Aim —
Can you find the lines of the listing that include "text" and copy every one?

Entries shown —
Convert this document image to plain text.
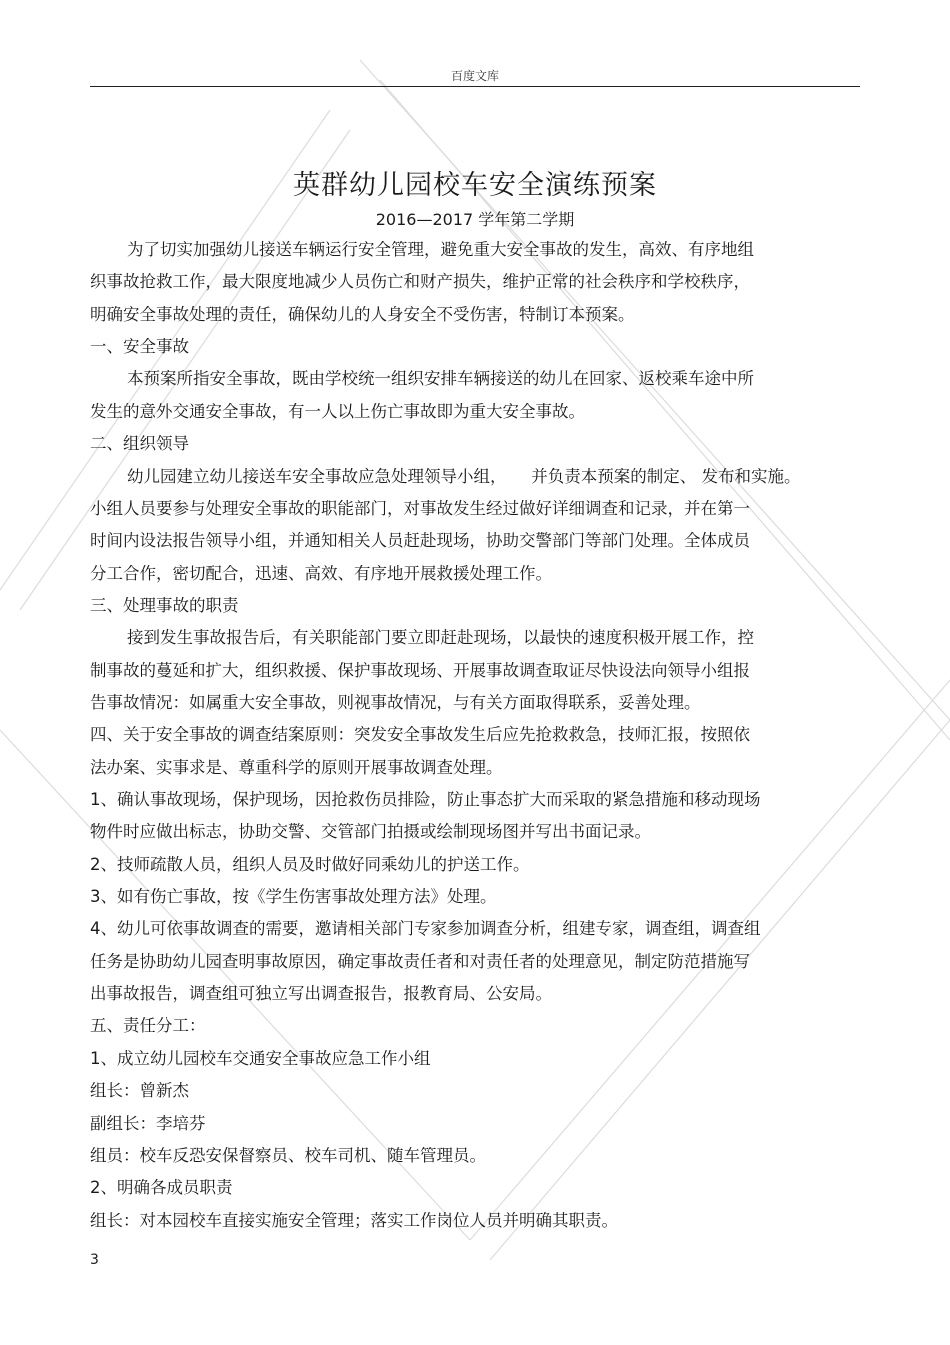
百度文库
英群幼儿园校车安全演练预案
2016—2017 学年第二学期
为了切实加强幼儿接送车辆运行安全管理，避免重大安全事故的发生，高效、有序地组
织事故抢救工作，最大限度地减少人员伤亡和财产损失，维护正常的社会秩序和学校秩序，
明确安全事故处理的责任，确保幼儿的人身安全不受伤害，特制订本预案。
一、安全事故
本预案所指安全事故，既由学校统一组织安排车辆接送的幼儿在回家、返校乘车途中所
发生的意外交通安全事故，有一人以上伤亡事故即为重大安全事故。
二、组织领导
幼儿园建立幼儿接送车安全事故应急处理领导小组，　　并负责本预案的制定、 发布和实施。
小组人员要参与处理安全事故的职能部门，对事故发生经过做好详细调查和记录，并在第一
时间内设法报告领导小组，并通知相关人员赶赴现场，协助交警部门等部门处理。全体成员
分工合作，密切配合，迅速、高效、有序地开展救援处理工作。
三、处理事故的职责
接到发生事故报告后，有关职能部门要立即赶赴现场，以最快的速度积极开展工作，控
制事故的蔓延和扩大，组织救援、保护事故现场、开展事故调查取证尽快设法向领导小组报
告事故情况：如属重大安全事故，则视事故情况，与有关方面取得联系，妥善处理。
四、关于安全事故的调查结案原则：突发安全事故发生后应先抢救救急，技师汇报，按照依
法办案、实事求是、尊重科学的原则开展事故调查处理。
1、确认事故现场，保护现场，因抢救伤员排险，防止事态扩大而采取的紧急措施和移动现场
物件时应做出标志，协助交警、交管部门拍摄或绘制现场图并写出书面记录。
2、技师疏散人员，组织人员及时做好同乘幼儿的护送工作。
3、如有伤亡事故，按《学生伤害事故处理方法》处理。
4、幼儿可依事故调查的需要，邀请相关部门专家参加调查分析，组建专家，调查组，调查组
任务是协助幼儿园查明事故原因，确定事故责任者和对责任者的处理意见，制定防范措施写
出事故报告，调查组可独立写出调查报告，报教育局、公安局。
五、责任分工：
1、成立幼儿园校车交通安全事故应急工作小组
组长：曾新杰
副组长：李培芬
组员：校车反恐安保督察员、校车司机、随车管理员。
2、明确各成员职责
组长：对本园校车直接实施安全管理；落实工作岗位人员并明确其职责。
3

* * *

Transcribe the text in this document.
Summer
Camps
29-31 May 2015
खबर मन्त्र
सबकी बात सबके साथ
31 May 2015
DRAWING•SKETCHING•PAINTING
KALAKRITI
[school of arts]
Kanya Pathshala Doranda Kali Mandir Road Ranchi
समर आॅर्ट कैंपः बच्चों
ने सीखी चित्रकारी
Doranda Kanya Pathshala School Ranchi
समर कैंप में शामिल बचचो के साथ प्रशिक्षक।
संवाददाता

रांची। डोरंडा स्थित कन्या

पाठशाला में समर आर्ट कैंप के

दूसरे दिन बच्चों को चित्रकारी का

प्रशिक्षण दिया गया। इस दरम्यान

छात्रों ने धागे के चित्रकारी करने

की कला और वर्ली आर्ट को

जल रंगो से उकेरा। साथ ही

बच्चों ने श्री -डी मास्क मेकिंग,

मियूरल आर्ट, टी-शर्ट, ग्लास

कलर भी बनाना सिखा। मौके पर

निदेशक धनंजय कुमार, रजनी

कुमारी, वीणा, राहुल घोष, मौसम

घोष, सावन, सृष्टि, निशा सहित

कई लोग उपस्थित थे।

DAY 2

Output below —
Convert this document image to plain text.
Transcribe the text in this document.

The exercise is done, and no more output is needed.